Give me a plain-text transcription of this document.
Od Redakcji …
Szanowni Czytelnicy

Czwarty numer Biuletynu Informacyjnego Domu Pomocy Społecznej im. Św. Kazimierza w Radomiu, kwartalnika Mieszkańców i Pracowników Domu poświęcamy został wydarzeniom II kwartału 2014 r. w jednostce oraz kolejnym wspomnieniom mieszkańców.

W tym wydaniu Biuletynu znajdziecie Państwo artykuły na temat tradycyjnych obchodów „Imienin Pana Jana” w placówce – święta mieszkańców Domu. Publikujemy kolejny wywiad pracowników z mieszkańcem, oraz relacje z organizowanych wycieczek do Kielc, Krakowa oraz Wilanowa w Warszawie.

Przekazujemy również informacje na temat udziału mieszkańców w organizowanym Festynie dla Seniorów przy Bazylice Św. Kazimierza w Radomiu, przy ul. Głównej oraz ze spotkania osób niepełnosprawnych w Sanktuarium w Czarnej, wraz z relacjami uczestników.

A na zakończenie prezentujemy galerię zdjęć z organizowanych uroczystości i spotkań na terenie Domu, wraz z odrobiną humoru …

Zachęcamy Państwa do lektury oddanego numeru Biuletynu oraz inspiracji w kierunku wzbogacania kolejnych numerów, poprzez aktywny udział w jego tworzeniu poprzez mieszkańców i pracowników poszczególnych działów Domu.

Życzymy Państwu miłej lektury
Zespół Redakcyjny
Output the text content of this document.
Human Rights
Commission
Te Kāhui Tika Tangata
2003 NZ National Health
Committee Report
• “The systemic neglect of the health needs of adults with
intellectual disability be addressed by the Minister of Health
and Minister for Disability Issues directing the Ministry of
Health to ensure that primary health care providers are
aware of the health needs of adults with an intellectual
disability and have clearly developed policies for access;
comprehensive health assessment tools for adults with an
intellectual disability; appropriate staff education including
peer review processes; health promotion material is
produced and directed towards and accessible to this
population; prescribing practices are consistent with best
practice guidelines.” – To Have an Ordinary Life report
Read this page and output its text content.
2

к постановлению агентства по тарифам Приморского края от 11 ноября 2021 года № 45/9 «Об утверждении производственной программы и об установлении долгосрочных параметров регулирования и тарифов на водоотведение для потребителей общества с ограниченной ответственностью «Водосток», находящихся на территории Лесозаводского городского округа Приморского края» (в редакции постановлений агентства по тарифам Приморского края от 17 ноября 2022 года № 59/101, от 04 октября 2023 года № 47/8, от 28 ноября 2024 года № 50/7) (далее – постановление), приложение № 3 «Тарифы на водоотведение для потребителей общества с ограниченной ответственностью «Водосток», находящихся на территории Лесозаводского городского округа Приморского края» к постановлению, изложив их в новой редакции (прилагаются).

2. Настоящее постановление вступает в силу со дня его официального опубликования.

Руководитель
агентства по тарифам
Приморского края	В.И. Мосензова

**Goal:** Pick every line with "this" in it and copy it.

**Right answer:**
Give me a plain-text transcription of this document.
Output the text content of this document.
produced and directed towards and accessible to this
Read this page and output its text content.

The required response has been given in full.